# [Task brief]
Show every line that has the string "amount" in it.

----

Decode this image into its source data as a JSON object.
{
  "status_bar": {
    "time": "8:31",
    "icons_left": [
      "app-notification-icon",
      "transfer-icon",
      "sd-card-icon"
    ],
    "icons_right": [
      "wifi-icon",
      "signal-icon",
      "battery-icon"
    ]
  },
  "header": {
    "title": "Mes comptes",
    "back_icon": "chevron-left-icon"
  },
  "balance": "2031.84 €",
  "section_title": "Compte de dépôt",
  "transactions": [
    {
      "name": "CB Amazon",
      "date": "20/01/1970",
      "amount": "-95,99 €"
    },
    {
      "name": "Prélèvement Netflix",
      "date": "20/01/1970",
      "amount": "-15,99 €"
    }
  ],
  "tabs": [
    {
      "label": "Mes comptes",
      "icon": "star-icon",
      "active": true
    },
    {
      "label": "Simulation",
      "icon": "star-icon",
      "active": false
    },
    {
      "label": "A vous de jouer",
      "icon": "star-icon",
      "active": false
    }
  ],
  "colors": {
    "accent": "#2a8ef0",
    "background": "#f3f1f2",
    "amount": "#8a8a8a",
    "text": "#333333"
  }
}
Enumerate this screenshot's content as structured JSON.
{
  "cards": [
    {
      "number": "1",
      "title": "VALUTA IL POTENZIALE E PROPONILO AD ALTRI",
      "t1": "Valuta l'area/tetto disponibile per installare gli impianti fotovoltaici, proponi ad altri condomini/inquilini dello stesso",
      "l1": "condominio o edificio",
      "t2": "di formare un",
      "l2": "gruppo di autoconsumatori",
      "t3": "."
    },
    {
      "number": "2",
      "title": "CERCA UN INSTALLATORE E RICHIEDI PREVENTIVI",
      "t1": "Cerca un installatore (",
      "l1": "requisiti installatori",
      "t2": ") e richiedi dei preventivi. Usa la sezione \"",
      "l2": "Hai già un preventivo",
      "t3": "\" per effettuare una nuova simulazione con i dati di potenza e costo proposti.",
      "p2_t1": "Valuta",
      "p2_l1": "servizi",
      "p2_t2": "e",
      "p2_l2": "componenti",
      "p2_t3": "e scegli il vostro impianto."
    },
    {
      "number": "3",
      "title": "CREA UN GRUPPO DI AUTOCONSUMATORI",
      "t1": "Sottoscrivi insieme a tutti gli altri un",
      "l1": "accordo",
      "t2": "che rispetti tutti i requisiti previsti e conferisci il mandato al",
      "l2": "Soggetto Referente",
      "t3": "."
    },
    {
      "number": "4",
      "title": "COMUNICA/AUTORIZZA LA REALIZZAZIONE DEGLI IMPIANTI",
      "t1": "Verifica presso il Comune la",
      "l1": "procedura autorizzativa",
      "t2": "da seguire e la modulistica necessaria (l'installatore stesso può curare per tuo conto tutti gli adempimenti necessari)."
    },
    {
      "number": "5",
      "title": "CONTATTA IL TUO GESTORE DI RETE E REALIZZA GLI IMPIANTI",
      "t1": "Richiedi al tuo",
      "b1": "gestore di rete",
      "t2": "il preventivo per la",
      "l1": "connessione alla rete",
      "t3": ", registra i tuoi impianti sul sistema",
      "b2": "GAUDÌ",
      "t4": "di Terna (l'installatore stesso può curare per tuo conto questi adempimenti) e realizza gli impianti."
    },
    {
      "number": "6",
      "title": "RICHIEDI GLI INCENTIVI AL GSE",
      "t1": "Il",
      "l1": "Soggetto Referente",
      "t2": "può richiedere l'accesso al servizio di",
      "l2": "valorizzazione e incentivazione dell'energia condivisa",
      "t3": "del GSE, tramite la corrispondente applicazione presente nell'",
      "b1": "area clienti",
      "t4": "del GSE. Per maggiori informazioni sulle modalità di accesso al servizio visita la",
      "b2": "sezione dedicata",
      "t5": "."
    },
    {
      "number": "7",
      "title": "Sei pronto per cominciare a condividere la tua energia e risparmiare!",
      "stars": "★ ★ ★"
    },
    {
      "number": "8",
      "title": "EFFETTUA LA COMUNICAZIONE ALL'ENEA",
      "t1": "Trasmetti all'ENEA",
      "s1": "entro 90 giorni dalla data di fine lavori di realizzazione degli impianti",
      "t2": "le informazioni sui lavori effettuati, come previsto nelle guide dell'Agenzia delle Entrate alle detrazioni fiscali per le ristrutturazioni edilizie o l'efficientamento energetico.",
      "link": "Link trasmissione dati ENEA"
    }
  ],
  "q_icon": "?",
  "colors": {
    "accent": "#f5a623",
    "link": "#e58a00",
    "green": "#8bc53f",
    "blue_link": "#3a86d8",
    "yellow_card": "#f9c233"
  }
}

----

# [Answer to the task]
      "amount": "-95,99 €"
      "amount": "-15,99 €"
    "amount": "#8a8a8a",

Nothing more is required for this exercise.